Data items
****************

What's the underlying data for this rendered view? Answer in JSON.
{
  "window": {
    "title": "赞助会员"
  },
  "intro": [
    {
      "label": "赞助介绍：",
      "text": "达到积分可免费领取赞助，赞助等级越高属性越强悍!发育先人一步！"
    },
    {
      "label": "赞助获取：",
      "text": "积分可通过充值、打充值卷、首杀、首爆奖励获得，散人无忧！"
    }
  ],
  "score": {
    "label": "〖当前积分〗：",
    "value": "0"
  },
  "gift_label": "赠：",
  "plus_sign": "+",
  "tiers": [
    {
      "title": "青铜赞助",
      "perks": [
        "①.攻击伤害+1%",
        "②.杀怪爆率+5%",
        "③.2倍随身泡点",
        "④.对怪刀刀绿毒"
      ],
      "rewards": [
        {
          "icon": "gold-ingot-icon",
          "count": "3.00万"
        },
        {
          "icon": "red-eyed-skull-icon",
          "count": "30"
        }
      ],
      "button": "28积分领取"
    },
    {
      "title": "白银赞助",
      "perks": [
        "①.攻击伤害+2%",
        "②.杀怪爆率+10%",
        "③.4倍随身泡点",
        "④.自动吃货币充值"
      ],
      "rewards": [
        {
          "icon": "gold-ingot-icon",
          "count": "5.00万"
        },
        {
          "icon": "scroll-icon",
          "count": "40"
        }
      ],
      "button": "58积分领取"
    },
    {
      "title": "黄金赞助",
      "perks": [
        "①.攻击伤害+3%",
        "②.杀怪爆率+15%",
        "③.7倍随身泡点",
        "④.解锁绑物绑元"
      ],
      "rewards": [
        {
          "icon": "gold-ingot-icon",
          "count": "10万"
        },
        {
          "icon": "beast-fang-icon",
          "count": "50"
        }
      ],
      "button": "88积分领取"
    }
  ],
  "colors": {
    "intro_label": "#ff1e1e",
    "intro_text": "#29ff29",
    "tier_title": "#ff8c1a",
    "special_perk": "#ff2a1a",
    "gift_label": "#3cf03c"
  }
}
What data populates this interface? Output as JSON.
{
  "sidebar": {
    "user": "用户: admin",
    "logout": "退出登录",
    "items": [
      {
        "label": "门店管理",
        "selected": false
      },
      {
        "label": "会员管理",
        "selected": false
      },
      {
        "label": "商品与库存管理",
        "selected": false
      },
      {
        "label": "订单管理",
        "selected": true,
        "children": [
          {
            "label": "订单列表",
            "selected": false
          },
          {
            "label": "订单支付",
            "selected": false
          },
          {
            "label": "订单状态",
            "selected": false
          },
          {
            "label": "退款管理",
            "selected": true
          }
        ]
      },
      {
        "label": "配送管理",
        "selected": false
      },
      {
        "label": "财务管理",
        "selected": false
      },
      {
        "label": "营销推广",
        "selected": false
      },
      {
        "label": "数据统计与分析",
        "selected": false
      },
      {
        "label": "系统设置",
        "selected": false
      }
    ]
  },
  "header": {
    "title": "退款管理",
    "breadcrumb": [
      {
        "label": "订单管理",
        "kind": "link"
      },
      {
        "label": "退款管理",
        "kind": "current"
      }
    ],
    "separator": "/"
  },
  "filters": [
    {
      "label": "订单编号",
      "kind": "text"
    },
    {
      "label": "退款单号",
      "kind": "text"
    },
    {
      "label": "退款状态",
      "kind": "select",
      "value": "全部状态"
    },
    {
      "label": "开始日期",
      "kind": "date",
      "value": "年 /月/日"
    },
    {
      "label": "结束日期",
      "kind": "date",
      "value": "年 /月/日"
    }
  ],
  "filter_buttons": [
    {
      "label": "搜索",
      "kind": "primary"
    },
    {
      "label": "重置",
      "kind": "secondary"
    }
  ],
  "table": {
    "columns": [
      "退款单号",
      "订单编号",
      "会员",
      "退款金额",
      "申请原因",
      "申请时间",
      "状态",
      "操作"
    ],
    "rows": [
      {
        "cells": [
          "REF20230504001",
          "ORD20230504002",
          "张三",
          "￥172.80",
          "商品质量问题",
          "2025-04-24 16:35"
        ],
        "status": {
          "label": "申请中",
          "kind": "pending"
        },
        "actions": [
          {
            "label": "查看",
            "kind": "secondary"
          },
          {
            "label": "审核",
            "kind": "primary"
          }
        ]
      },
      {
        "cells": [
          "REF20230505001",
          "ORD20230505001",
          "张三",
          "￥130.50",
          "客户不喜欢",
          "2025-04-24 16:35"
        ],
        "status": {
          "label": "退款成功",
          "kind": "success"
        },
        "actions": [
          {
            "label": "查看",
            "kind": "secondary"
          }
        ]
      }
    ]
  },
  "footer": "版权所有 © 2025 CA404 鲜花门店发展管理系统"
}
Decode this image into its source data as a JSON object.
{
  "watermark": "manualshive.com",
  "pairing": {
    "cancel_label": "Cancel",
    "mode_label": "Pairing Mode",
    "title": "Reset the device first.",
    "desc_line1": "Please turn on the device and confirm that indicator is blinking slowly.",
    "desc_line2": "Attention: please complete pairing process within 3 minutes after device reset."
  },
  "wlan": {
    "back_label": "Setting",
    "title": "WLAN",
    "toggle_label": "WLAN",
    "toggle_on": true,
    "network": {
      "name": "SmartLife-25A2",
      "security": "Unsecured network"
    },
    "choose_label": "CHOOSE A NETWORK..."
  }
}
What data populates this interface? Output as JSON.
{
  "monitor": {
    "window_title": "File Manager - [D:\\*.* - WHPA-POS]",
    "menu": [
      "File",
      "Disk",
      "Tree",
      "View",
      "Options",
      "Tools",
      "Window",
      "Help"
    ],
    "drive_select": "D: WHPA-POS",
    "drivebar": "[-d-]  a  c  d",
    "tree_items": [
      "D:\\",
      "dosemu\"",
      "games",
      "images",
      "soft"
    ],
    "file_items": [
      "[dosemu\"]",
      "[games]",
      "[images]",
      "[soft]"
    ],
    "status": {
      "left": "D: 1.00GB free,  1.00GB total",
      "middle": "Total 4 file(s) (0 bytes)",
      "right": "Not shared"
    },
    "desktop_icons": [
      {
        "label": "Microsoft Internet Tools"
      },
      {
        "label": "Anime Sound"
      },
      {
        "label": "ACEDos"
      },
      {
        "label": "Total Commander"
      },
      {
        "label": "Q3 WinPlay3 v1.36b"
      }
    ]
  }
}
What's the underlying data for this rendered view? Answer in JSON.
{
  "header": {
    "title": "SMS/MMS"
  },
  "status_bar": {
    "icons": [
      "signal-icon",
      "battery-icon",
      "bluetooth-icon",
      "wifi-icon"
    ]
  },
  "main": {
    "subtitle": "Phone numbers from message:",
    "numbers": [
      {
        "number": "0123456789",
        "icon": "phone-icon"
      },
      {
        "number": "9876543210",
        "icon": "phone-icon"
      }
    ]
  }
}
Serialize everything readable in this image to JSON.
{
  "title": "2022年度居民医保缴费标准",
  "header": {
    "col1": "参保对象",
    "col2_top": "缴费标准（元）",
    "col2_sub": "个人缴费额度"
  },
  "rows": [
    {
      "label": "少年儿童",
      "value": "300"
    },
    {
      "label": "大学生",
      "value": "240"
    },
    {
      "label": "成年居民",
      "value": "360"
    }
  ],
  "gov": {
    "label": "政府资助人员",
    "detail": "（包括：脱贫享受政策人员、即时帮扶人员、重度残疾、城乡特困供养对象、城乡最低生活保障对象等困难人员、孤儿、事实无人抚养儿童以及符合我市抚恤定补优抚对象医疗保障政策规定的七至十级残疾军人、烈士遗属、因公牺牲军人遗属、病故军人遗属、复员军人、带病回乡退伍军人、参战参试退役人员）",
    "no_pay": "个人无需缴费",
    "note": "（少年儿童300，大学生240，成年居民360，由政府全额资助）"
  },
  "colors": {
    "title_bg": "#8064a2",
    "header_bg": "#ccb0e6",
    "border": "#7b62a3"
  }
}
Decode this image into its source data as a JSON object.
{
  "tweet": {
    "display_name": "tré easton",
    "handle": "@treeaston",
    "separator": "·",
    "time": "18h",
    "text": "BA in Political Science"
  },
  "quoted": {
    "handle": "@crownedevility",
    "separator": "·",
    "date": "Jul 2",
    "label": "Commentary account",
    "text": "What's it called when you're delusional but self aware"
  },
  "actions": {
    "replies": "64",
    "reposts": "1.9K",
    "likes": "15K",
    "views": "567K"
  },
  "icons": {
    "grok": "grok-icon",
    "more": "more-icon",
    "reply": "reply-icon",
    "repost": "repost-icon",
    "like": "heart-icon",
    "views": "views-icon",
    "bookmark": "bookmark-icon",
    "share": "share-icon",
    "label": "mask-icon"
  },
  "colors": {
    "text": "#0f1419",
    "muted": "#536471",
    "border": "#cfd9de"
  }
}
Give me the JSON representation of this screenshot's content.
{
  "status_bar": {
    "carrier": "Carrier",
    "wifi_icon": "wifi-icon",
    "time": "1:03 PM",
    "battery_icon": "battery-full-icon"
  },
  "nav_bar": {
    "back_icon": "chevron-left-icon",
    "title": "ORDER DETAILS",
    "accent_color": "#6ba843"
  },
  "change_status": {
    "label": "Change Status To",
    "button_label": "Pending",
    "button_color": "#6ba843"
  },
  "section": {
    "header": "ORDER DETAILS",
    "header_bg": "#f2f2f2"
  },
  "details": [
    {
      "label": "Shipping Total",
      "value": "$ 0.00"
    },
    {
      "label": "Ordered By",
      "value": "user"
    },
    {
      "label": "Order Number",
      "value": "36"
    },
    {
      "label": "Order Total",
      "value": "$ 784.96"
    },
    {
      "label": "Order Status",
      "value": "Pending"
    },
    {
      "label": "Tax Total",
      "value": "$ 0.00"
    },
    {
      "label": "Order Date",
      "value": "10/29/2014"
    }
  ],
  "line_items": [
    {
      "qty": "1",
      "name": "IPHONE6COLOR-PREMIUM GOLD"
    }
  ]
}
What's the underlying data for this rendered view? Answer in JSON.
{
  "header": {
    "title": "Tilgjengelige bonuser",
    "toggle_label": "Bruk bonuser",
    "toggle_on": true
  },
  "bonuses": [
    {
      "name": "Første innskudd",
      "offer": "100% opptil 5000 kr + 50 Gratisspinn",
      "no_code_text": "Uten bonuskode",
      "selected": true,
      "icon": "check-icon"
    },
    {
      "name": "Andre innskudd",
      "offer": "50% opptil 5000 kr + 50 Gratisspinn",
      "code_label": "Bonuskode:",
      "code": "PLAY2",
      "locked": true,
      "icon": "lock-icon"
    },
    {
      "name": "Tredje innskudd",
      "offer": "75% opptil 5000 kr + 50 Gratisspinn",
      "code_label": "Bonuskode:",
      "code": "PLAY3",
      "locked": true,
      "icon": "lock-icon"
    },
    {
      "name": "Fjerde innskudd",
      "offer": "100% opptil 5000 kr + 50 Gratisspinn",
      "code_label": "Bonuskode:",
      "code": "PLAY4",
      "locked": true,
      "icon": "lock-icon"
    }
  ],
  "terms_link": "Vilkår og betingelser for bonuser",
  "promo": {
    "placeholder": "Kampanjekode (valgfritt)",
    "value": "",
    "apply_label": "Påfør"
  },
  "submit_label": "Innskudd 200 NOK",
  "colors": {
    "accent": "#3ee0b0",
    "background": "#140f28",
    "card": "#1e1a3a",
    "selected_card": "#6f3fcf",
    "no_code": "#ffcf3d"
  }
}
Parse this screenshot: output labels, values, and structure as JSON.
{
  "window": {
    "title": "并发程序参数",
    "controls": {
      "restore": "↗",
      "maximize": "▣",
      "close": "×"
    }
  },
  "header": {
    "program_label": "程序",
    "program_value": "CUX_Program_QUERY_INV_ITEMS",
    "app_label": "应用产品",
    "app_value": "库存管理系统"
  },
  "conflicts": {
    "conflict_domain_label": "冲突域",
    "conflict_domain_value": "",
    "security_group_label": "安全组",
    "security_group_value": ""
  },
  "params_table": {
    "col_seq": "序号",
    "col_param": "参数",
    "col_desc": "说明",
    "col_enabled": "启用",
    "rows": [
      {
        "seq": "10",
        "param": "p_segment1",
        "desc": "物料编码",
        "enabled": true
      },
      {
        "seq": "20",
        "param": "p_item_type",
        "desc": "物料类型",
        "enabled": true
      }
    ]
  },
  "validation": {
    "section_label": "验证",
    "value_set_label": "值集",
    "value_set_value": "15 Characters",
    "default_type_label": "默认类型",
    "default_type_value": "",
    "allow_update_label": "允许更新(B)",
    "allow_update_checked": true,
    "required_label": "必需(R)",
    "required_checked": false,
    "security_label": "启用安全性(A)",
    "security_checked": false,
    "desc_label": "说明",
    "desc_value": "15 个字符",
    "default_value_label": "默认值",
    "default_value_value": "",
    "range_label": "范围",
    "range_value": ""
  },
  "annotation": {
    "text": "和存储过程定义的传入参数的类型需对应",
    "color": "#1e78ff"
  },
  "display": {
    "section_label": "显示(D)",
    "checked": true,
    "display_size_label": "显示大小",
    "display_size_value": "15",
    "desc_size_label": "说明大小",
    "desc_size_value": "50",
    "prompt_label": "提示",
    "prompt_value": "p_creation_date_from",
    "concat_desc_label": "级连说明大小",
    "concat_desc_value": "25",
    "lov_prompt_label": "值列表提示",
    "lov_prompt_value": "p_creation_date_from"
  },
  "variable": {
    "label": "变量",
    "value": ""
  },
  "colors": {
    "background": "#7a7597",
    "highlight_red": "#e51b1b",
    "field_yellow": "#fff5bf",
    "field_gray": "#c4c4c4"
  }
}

****************

Write down only how many lines in the listing contain the word "device".

3